## Selected passage
By Kimberly Mavroides
After nearly three years of studies, discussions and campaigns, it feels like we are no closer to successfully completing a school project than we were before this whole building process began. With critical meetings and deadlines fast approaching, the School Committee has stated publicly that their preferred project is still one combined school at the Doyon site, even though a recent town vote fell well short of the required 2/3 majority needed for it to pass. We were told to think of the vote as a referendum on a large school at Doyon, so the level of support would be a litmus test of the overall feeling on the project itself.

## Given entries
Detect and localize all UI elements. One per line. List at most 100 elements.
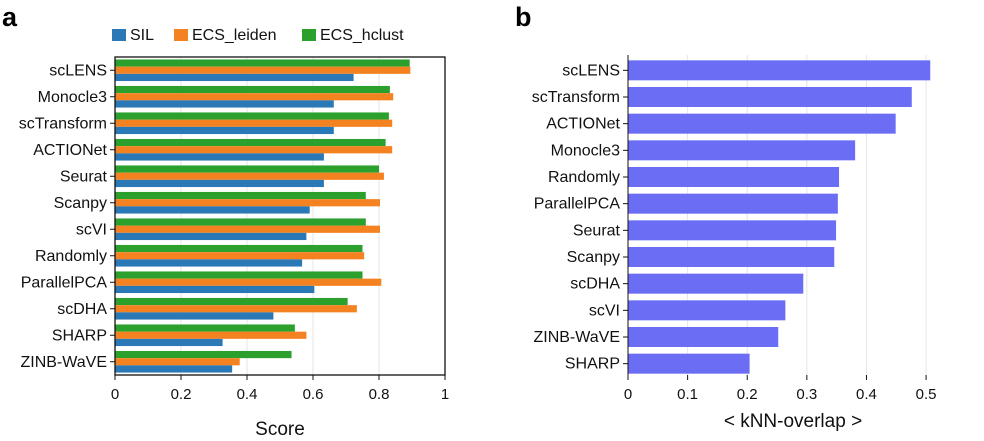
bar-monocle3-sil [115, 100, 334, 108]
bar-sclens [628, 60, 931, 81]
category-label-seurat: Seurat [573, 222, 621, 239]
chart-a-score: scLENS Monocle3 scTransform ACTIONet Seurat S… [19, 27, 449, 440]
bar-zinb-wave [628, 327, 779, 347]
bar-actionet-ecs-hclust [115, 138, 386, 147]
category-label-scanpy: Scanpy [567, 249, 620, 266]
x-tick-label: 0.3 [796, 386, 817, 403]
category-label-scvi: scVI [76, 221, 107, 238]
bar-sctransform-sil [115, 126, 334, 135]
bar-scanpy-ecs-hclust [115, 191, 366, 200]
bar-parallelpca-ecs-hclust [115, 271, 363, 279]
chart-b-x-axis-title: < kNN-overlap > [724, 411, 862, 432]
bar-seurat-sil [115, 179, 324, 188]
chart-a-x-ticks: 0 0.2 0.4 0.6 0.8 1 [111, 375, 449, 403]
bar-sclens-ecs-hclust [115, 59, 410, 67]
category-label-seurat: Seurat [60, 168, 108, 185]
x-tick-label: 0 [624, 386, 632, 403]
bar-seurat-ecs-leiden [115, 172, 384, 180]
x-tick-label: 0.6 [303, 386, 324, 403]
bar-monocle3-ecs-leiden [115, 93, 394, 101]
legend-swatch-sil [112, 29, 126, 41]
bar-randomly [628, 167, 840, 187]
bar-randomly-ecs-hclust [115, 244, 363, 253]
bar-zinb-wave-ecs-leiden [115, 358, 240, 366]
bar-randomly-ecs-leiden [115, 252, 365, 260]
x-tick-label: 0.2 [737, 386, 758, 403]
bar-scanpy-sil [115, 206, 310, 214]
bar-monocle3 [628, 140, 856, 161]
chart-a-category-labels: scLENS Monocle3 scTransform ACTIONet Seurat S… [19, 62, 115, 371]
category-label-actionet: ACTIONet [33, 142, 107, 159]
category-label-scvi: scVI [589, 302, 620, 319]
bar-sctransform-ecs-hclust [115, 112, 389, 120]
bar-monocle3-ecs-hclust [115, 85, 390, 94]
legend-swatch-ecs-hclust [302, 29, 316, 41]
x-tick-label: 0.8 [369, 386, 390, 403]
chart-b-category-labels: scLENS scTransform ACTIONet Monocle3 Randoml… [532, 62, 628, 373]
bar-actionet-sil [115, 153, 324, 161]
bar-sharp-ecs-leiden [115, 331, 307, 339]
bar-scvi-ecs-hclust [115, 218, 366, 226]
chart-a-bars [115, 59, 411, 373]
category-label-scdha: scDHA [570, 276, 620, 293]
legend-label-ecs-leiden: ECS_leiden [192, 27, 277, 44]
bar-randomly-sil [115, 259, 303, 267]
category-label-parallelpca: ParallelPCA [21, 274, 108, 291]
category-label-parallelpca: ParallelPCA [534, 196, 621, 213]
bar-sclens-sil [115, 73, 354, 82]
legend-label-sil: SIL [130, 27, 154, 44]
bar-zinb-wave-ecs-hclust [115, 350, 292, 359]
panel-b-letter: b [515, 2, 532, 32]
category-label-sctransform: scTransform [19, 115, 107, 132]
category-label-monocle3: Monocle3 [38, 89, 107, 106]
legend-label-ecs-hclust: ECS_hclust [320, 27, 404, 44]
bar-actionet-ecs-leiden [115, 146, 393, 154]
category-label-sclens: scLENS [562, 62, 620, 79]
x-tick-label: 0 [111, 386, 119, 403]
x-tick-label: 0.2 [171, 386, 192, 403]
x-tick-label: 1 [441, 386, 449, 403]
bar-sharp-sil [115, 338, 223, 347]
category-label-sharp: SHARP [52, 327, 107, 344]
bar-scanpy [628, 247, 835, 267]
bar-sctransform-ecs-leiden [115, 119, 393, 127]
category-label-randomly: Randomly [548, 169, 620, 186]
x-tick-label: 0.4 [856, 386, 877, 403]
bar-sclens-ecs-leiden [115, 66, 411, 74]
bar-sharp-ecs-hclust [115, 324, 295, 332]
bar-sctransform [628, 87, 912, 107]
x-tick-label: 0.5 [916, 386, 937, 403]
bar-zinb-wave-sil [115, 365, 233, 373]
category-label-zinb-wave: ZINB-WaVE [20, 354, 107, 371]
panel-a-letter: a [2, 2, 18, 32]
bar-scvi [628, 300, 786, 321]
chart-a-legend: SIL ECS_leiden ECS_hclust [112, 27, 404, 44]
category-label-zinb-wave: ZINB-WaVE [533, 329, 620, 346]
bar-scdha [628, 273, 804, 294]
legend-swatch-ecs-leiden [174, 29, 188, 41]
bar-parallelpca [628, 193, 838, 214]
bar-parallelpca-sil [115, 285, 315, 294]
bar-scdha-ecs-hclust [115, 297, 348, 306]
bar-parallelpca-ecs-leiden [115, 278, 382, 286]
chart-b-bars [628, 60, 931, 374]
category-label-sharp: SHARP [565, 356, 620, 373]
chart-a-frame [114, 56, 446, 376]
x-tick-label: 0.4 [237, 386, 258, 403]
chart-a-x-axis-title: Score [255, 419, 305, 440]
bar-scdha-sil [115, 312, 274, 320]
chart-b-knn-overlap: scLENS scTransform ACTIONet Monocle3 Randoml… [532, 55, 937, 432]
bar-seurat-ecs-hclust [115, 165, 379, 173]
bar-seurat [628, 220, 837, 241]
category-label-sclens: scLENS [49, 62, 107, 79]
bar-scvi-sil [115, 232, 307, 241]
bar-scanpy-ecs-leiden [115, 199, 380, 207]
bar-scdha-ecs-leiden [115, 305, 357, 313]
bar-sharp [628, 353, 750, 374]
category-label-sctransform: scTransform [532, 89, 620, 106]
category-label-scdha: scDHA [57, 301, 107, 318]
x-tick-label: 0.1 [677, 386, 698, 403]
bar-scvi-ecs-leiden [115, 225, 380, 233]
category-label-monocle3: Monocle3 [551, 142, 620, 159]
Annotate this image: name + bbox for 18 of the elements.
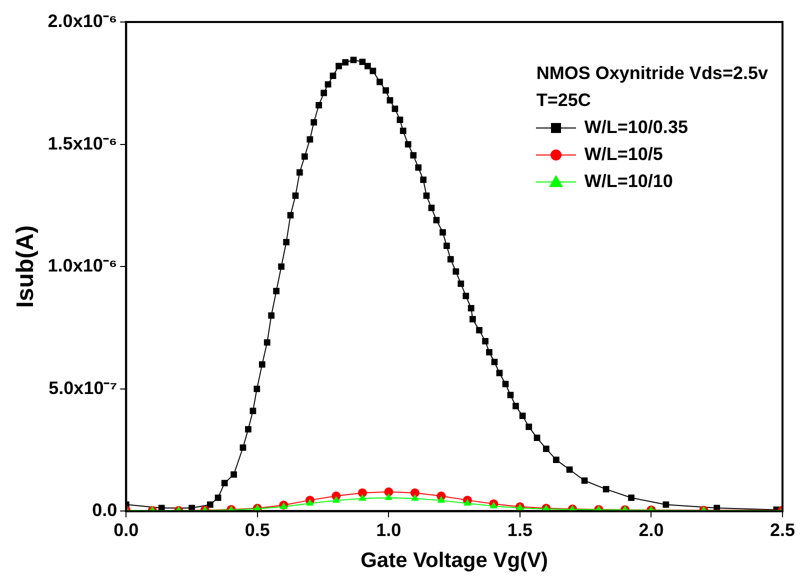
- legend-label: W/L=10/10: [584, 170, 673, 193]
- x-tick-label: 0.5: [244, 520, 270, 540]
- x-tick-label: 2.0: [638, 520, 664, 540]
- x-axis-title: Gate Voltage Vg(V): [360, 549, 548, 572]
- y-tick-label: 5.0x10⁻⁷: [48, 378, 118, 398]
- y-tick-label: 0.0: [92, 500, 118, 520]
- y-tick-label: 1.0x10⁻⁶: [48, 256, 118, 276]
- y-tick-label: 1.5x10⁻⁶: [48, 133, 118, 154]
- y-tick-label: 2.0x10⁻⁶: [48, 10, 118, 31]
- x-tick-label: 1.0: [376, 520, 402, 540]
- legend-label: W/L=10/0.35: [584, 116, 688, 139]
- legend-label: W/L=10/5: [584, 143, 663, 166]
- annotation: T=25C: [536, 89, 592, 112]
- x-tick-label: 1.5: [507, 520, 532, 540]
- x-tick-label: 0.0: [114, 520, 139, 540]
- y-axis-title: Isub(A): [12, 225, 40, 308]
- x-tick-label: 2.5: [770, 520, 796, 540]
- annotation: NMOS Oxynitride Vds=2.5v: [536, 62, 768, 85]
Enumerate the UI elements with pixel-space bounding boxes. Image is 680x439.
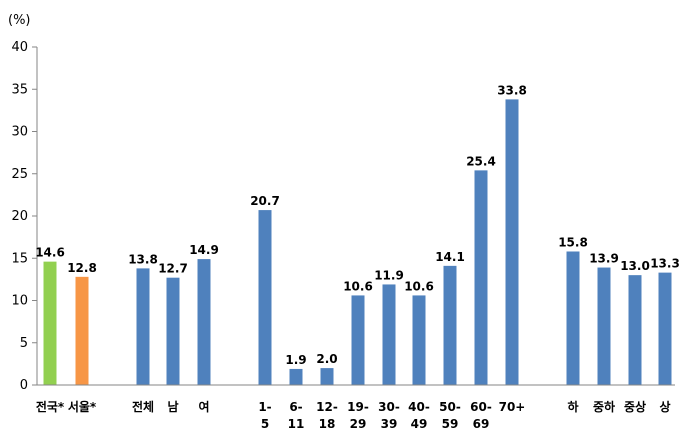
x-tick-label: 중하 xyxy=(593,399,615,414)
data-label: 13.9 xyxy=(589,252,619,266)
bar xyxy=(197,259,211,385)
data-label: 14.6 xyxy=(35,246,65,260)
y-tick-label: 25 xyxy=(11,167,28,182)
y-tick-label: 5 xyxy=(20,336,28,351)
y-axis: 0 5 10 15 20 25 30 35 40 xyxy=(11,40,38,393)
bar xyxy=(597,267,611,385)
x-tick-label: 12-18 xyxy=(316,400,338,431)
bar xyxy=(628,275,642,385)
x-tick-label: 전국* xyxy=(36,399,65,414)
bar xyxy=(658,272,672,385)
y-tick-label: 15 xyxy=(11,251,28,266)
data-label: 2.0 xyxy=(316,352,337,366)
x-tick-label: 여 xyxy=(198,399,209,414)
y-tick-label: 30 xyxy=(11,125,28,140)
data-label: 25.4 xyxy=(466,154,496,168)
x-tick-label: 상 xyxy=(659,399,670,414)
x-tick-label: 19-29 xyxy=(347,400,369,431)
bar xyxy=(382,284,396,385)
bar xyxy=(566,251,580,385)
data-label: 10.6 xyxy=(343,279,373,293)
bar xyxy=(289,368,303,385)
bar xyxy=(136,268,150,385)
data-label: 13.3 xyxy=(650,257,680,271)
data-label: 13.0 xyxy=(620,259,650,273)
x-tick-label: 서울* xyxy=(68,399,97,414)
data-label: 20.7 xyxy=(250,194,280,208)
y-tick-label: 0 xyxy=(20,378,28,393)
data-label: 15.8 xyxy=(558,235,588,249)
data-label: 14.9 xyxy=(189,243,219,257)
x-tick-label: 60-69 xyxy=(470,400,492,431)
bar xyxy=(75,276,89,385)
y-tick-label: 40 xyxy=(11,40,28,55)
x-tick-label: 30-39 xyxy=(378,400,400,431)
y-tick-label: 10 xyxy=(11,294,28,309)
data-label: 10.6 xyxy=(404,279,434,293)
data-label: 11.9 xyxy=(374,268,404,282)
bar xyxy=(351,295,365,385)
x-axis: 전국* 서울* 전체 남 여 1-5 6-11 12-18 19-29 30-39 40-49 50-… xyxy=(36,384,675,431)
data-label: 33.8 xyxy=(497,83,527,97)
y-tick-label: 35 xyxy=(11,82,28,97)
data-label: 1.9 xyxy=(285,353,306,367)
x-tick-label: 하 xyxy=(567,399,578,414)
bar xyxy=(43,261,57,385)
bar xyxy=(166,277,180,385)
bars: 14.612.8 13.812.714.9 20.7 1.9 2.0 10.611.910… xyxy=(35,83,680,385)
y-tick-label: 20 xyxy=(11,209,28,224)
x-tick-label: 남 xyxy=(167,399,178,414)
bar xyxy=(443,265,457,385)
y-axis-unit-label: (%) xyxy=(8,13,31,28)
bar xyxy=(320,368,334,385)
x-tick-label: 6-11 xyxy=(288,400,305,431)
data-label: 14.1 xyxy=(435,250,465,264)
bar xyxy=(258,210,272,385)
data-label: 12.8 xyxy=(67,261,97,275)
x-tick-label: 1-5 xyxy=(258,400,271,431)
x-tick-label: 50-59 xyxy=(439,400,461,431)
data-label: 13.8 xyxy=(128,252,158,266)
data-label: 12.7 xyxy=(158,262,188,276)
bar xyxy=(474,170,488,385)
x-tick-label: 40-49 xyxy=(408,400,430,431)
x-tick-label: 중상 xyxy=(624,399,646,414)
bar xyxy=(412,295,426,385)
x-tick-label: 전체 xyxy=(132,399,154,414)
bar xyxy=(505,99,519,385)
x-tick-label: 70+ xyxy=(499,400,526,414)
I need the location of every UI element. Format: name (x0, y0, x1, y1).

## Problems to work on
1 – According to the text on the school building project, what project does the School Committee still publicly prefer?
2 – In the records, turn the lines from the one containing "- legend-label: W/L=10/10: [584, 170, 673, 193]" through the one containing "- y-tick-label: 2.0x10⁻⁶: [48, 10, 118, 31]" into a numbered list.

## Task-by-task outputs
1 – One combined school at the Doyon site.

2 –
1. - legend-label: W/L=10/10: [584, 170, 673, 193]
2. - x-tick-label: 0.5: [244, 520, 270, 540]
3. - x-tick-label: 2.0: [638, 520, 664, 540]
4. - x-axis-title: Gate Voltage Vg(V): [360, 549, 548, 572]
5. - y-tick-label: 5.0x10⁻⁷: [48, 378, 118, 398]
6. - y-tick-label: 0.0: [92, 500, 118, 520]
7. - y-tick-label: 1.0x10⁻⁶: [48, 256, 118, 276]
8. - y-tick-label: 1.5x10⁻⁶: [48, 133, 118, 154]
9. - y-tick-label: 2.0x10⁻⁶: [48, 10, 118, 31]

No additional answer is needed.